# EXERCISE AIM:
Your task is to print all of the data word for word.

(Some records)
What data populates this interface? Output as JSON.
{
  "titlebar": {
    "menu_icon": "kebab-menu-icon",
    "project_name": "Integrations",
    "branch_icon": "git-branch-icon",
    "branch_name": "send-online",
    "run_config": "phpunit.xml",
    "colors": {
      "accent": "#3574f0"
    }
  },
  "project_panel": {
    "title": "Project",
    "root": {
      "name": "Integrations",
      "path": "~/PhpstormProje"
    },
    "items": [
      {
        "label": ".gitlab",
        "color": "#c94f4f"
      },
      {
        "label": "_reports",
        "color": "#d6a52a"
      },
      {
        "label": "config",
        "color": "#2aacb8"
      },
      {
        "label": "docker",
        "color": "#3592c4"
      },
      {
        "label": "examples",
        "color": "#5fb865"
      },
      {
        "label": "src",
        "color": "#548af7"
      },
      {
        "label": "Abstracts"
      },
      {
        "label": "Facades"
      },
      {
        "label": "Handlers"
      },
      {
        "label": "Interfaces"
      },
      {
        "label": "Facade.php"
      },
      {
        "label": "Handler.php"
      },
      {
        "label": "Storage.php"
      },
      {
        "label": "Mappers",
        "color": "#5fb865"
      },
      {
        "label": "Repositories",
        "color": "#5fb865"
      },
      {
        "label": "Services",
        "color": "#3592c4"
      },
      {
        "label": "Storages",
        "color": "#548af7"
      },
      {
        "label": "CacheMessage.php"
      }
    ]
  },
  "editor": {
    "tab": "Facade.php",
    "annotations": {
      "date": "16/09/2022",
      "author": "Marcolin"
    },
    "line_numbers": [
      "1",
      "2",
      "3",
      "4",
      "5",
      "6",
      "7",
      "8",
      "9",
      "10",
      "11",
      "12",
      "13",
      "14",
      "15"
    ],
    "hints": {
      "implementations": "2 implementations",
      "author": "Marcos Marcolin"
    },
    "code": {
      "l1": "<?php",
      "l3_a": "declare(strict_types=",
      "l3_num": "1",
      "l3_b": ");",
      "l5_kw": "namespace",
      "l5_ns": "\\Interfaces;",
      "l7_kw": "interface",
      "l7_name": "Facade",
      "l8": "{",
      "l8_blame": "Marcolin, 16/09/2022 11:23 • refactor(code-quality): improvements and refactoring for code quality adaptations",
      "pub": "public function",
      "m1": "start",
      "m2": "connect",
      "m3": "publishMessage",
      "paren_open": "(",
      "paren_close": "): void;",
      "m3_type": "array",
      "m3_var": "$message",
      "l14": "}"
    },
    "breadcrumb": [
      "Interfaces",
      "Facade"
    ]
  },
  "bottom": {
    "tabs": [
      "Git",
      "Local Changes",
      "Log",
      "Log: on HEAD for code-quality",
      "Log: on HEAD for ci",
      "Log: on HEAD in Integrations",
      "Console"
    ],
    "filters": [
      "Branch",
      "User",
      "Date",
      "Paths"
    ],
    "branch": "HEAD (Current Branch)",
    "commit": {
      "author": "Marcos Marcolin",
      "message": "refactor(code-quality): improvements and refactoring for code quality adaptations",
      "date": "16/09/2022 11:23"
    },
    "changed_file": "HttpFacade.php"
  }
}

# EXERCISE ANSWER:
What data populates this interface? Output as JSON.
{
  "titlebar": {
    "menu_icon": "kebab-menu-icon",
    "project_name": "Integrations",
    "branch_icon": "git-branch-icon",
    "branch_name": "send-online",
    "run_config": "phpunit.xml",
    "colors": {
      "accent": "#3574f0"
    }
  },
  "project_panel": {
    "title": "Project",
    "root": {
      "name": "Integrations",
      "path": "~/PhpstormProje"
    },
    "items": [
      {
        "label": ".gitlab",
        "color": "#c94f4f"
      },
      {
        "label": "_reports",
        "color": "#d6a52a"
      },
      {
        "label": "config",
        "color": "#2aacb8"
      },
      {
        "label": "docker",
        "color": "#3592c4"
      },
      {
        "label": "examples",
        "color": "#5fb865"
      },
      {
        "label": "src",
        "color": "#548af7"
      },
      {
        "label": "Abstracts"
      },
      {
        "label": "Facades"
      },
      {
        "label": "Handlers"
      },
      {
        "label": "Interfaces"
      },
      {
        "label": "Facade.php"
      },
      {
        "label": "Handler.php"
      },
      {
        "label": "Storage.php"
      },
      {
        "label": "Mappers",
        "color": "#5fb865"
      },
      {
        "label": "Repositories",
        "color": "#5fb865"
      },
      {
        "label": "Services",
        "color": "#3592c4"
      },
      {
        "label": "Storages",
        "color": "#548af7"
      },
      {
        "label": "CacheMessage.php"
      }
    ]
  },
  "editor": {
    "tab": "Facade.php",
    "annotations": {
      "date": "16/09/2022",
      "author": "Marcolin"
    },
    "line_numbers": [
      "1",
      "2",
      "3",
      "4",
      "5",
      "6",
      "7",
      "8",
      "9",
      "10",
      "11",
      "12",
      "13",
      "14",
      "15"
    ],
    "hints": {
      "implementations": "2 implementations",
      "author": "Marcos Marcolin"
    },
    "code": {
      "l1": "<?php",
      "l3_a": "declare(strict_types=",
      "l3_num": "1",
      "l3_b": ");",
      "l5_kw": "namespace",
      "l5_ns": "\\Interfaces;",
      "l7_kw": "interface",
      "l7_name": "Facade",
      "l8": "{",
      "l8_blame": "Marcolin, 16/09/2022 11:23 • refactor(code-quality): improvements and refactoring for code quality adaptations",
      "pub": "public function",
      "m1": "start",
      "m2": "connect",
      "m3": "publishMessage",
      "paren_open": "(",
      "paren_close": "): void;",
      "m3_type": "array",
      "m3_var": "$message",
      "l14": "}"
    },
    "breadcrumb": [
      "Interfaces",
      "Facade"
    ]
  },
  "bottom": {
    "tabs": [
      "Git",
      "Local Changes",
      "Log",
      "Log: on HEAD for code-quality",
      "Log: on HEAD for ci",
      "Log: on HEAD in Integrations",
      "Console"
    ],
    "filters": [
      "Branch",
      "User",
      "Date",
      "Paths"
    ],
    "branch": "HEAD (Current Branch)",
    "commit": {
      "author": "Marcos Marcolin",
      "message": "refactor(code-quality): improvements and refactoring for code quality adaptations",
      "date": "16/09/2022 11:23"
    },
    "changed_file": "HttpFacade.php"
  }
}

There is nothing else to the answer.